-- PROMPT --
Return the complete listing that follows, with each line reproduced exactly.
>> start DATA EXCERPTS
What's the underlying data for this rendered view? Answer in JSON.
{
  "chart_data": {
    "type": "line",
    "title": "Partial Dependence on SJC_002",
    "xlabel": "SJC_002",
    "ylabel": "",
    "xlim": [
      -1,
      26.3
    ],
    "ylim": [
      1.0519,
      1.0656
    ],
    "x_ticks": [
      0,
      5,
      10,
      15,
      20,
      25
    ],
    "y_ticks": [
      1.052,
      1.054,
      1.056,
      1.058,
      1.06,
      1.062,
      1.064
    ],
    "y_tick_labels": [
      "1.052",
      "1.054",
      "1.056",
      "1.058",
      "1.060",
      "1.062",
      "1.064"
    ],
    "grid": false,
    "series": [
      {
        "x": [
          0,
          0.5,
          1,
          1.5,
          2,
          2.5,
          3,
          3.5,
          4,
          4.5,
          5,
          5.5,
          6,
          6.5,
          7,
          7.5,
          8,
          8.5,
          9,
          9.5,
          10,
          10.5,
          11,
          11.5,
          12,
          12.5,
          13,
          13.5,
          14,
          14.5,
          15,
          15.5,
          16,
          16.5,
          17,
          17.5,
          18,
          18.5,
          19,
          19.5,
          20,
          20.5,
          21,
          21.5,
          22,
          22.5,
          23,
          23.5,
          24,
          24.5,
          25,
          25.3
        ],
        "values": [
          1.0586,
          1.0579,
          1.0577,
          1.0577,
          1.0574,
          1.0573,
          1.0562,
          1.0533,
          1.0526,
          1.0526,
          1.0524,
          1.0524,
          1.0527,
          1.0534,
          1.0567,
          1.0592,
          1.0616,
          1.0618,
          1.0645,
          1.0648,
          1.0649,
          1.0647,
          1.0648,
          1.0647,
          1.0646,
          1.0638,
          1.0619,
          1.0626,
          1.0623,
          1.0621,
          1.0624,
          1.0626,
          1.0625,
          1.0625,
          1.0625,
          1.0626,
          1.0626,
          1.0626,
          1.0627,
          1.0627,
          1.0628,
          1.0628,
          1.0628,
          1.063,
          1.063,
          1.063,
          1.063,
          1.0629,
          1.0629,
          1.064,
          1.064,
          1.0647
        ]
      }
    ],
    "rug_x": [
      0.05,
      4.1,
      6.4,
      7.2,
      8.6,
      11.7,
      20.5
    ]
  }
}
>> end DATA EXCERPTS
-- EXERCISE ANSWER --
What's the underlying data for this rendered view? Answer in JSON.
{
  "chart_data": {
    "type": "line",
    "title": "Partial Dependence on SJC_002",
    "xlabel": "SJC_002",
    "ylabel": "",
    "xlim": [
      -1,
      26.3
    ],
    "ylim": [
      1.0519,
      1.0656
    ],
    "x_ticks": [
      0,
      5,
      10,
      15,
      20,
      25
    ],
    "y_ticks": [
      1.052,
      1.054,
      1.056,
      1.058,
      1.06,
      1.062,
      1.064
    ],
    "y_tick_labels": [
      "1.052",
      "1.054",
      "1.056",
      "1.058",
      "1.060",
      "1.062",
      "1.064"
    ],
    "grid": false,
    "series": [
      {
        "x": [
          0,
          0.5,
          1,
          1.5,
          2,
          2.5,
          3,
          3.5,
          4,
          4.5,
          5,
          5.5,
          6,
          6.5,
          7,
          7.5,
          8,
          8.5,
          9,
          9.5,
          10,
          10.5,
          11,
          11.5,
          12,
          12.5,
          13,
          13.5,
          14,
          14.5,
          15,
          15.5,
          16,
          16.5,
          17,
          17.5,
          18,
          18.5,
          19,
          19.5,
          20,
          20.5,
          21,
          21.5,
          22,
          22.5,
          23,
          23.5,
          24,
          24.5,
          25,
          25.3
        ],
        "values": [
          1.0586,
          1.0579,
          1.0577,
          1.0577,
          1.0574,
          1.0573,
          1.0562,
          1.0533,
          1.0526,
          1.0526,
          1.0524,
          1.0524,
          1.0527,
          1.0534,
          1.0567,
          1.0592,
          1.0616,
          1.0618,
          1.0645,
          1.0648,
          1.0649,
          1.0647,
          1.0648,
          1.0647,
          1.0646,
          1.0638,
          1.0619,
          1.0626,
          1.0623,
          1.0621,
          1.0624,
          1.0626,
          1.0625,
          1.0625,
          1.0625,
          1.0626,
          1.0626,
          1.0626,
          1.0627,
          1.0627,
          1.0628,
          1.0628,
          1.0628,
          1.063,
          1.063,
          1.063,
          1.063,
          1.0629,
          1.0629,
          1.064,
          1.064,
          1.0647
        ]
      }
    ],
    "rug_x": [
      0.05,
      4.1,
      6.4,
      7.2,
      8.6,
      11.7,
      20.5
    ]
  }
}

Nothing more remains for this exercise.